*INSTRUCTION*
In the records, rewrite the stretch from the line containing "stimuli-arrowhead-pulse — [411, 315, 423, 326]" through the line containing "sum-label: sum — [480, 88, 508, 103]". Swap "plot-frame" for "chart-border" and leave everything else untouched.

Source records:
==========
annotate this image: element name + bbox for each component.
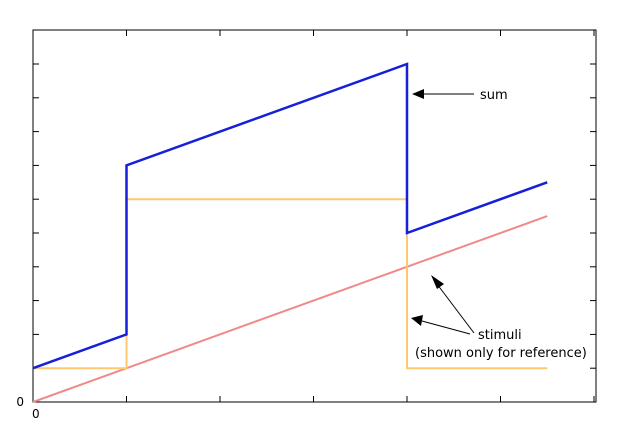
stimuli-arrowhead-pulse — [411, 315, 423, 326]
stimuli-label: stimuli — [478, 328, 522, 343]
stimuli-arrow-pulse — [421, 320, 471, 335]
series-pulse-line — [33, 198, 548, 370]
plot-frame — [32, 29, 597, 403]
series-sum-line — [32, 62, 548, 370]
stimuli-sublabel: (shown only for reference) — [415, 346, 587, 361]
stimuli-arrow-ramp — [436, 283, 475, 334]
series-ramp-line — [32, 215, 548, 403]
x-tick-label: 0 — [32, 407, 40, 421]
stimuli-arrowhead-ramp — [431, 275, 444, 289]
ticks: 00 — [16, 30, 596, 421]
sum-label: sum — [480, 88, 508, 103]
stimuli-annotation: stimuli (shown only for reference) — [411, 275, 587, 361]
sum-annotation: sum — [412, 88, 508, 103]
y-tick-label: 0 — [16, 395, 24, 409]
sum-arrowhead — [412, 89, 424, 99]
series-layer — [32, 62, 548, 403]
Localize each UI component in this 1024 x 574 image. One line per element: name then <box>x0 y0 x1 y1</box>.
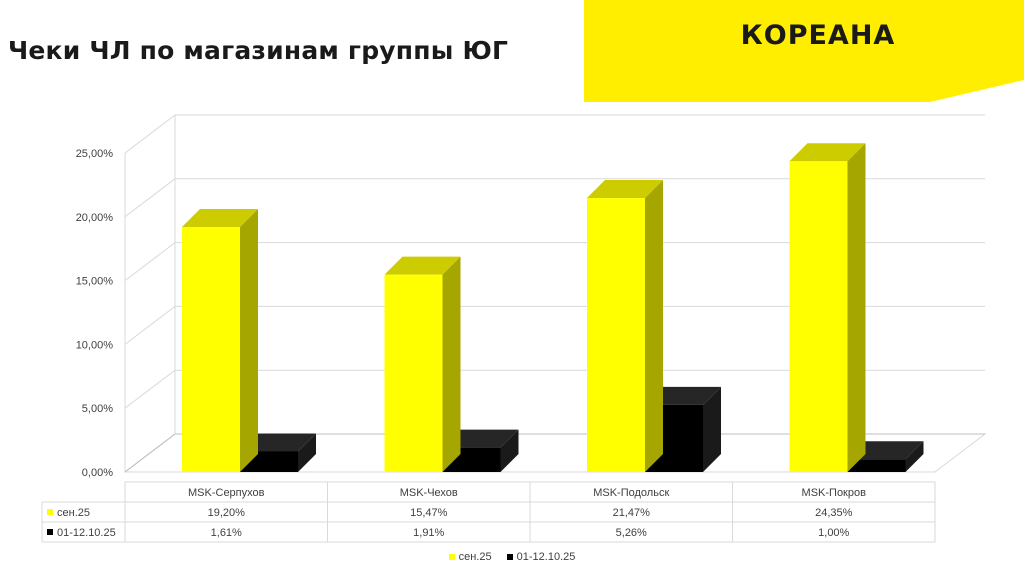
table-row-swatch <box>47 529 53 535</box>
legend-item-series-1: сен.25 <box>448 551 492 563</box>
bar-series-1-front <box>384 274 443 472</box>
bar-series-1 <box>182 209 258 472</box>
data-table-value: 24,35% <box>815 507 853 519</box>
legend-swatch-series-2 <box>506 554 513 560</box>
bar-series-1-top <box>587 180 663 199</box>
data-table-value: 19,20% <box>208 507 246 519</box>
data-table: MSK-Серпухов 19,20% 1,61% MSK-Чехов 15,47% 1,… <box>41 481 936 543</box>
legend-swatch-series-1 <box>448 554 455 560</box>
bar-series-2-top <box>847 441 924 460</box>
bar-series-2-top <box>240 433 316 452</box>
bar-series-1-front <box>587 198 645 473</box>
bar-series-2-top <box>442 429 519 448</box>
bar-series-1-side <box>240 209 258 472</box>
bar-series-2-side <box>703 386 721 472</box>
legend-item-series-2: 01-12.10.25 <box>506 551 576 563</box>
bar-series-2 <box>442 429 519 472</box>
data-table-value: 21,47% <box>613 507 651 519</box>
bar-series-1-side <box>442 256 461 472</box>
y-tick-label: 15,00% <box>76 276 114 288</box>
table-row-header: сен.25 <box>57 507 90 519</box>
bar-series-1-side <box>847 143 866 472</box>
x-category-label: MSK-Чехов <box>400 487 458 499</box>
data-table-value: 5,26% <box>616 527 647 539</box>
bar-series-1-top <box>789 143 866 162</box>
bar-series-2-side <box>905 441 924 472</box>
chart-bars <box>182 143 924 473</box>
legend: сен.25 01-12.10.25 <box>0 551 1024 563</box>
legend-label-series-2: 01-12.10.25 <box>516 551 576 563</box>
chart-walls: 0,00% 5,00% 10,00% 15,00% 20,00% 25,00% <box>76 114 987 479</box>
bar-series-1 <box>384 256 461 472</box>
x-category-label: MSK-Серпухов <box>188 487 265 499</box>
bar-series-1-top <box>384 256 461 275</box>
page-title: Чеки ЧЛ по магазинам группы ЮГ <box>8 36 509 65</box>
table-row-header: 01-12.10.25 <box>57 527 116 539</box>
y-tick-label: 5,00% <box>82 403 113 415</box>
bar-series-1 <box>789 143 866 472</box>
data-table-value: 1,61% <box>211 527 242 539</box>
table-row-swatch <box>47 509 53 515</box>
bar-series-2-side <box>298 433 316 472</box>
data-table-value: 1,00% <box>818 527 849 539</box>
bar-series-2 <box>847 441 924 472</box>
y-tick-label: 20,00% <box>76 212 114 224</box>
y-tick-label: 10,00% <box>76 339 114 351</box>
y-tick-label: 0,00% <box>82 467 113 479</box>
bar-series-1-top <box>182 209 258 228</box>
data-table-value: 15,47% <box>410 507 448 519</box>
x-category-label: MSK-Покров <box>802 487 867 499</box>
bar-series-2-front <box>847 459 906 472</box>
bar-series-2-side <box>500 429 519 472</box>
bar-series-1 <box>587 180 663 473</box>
==========
*SOLUTION FOR THIS TASK*
stimuli-arrowhead-pulse — [411, 315, 423, 326]
stimuli-label: stimuli — [478, 328, 522, 343]
stimuli-arrow-pulse — [421, 320, 471, 335]
series-pulse-line — [33, 198, 548, 370]
chart-border — [32, 29, 597, 403]
series-sum-line — [32, 62, 548, 370]
stimuli-sublabel: (shown only for reference) — [415, 346, 587, 361]
stimuli-arrow-ramp — [436, 283, 475, 334]
series-ramp-line — [32, 215, 548, 403]
x-tick-label: 0 — [32, 407, 40, 421]
stimuli-arrowhead-ramp — [431, 275, 444, 289]
ticks: 00 — [16, 30, 596, 421]
sum-label: sum — [480, 88, 508, 103]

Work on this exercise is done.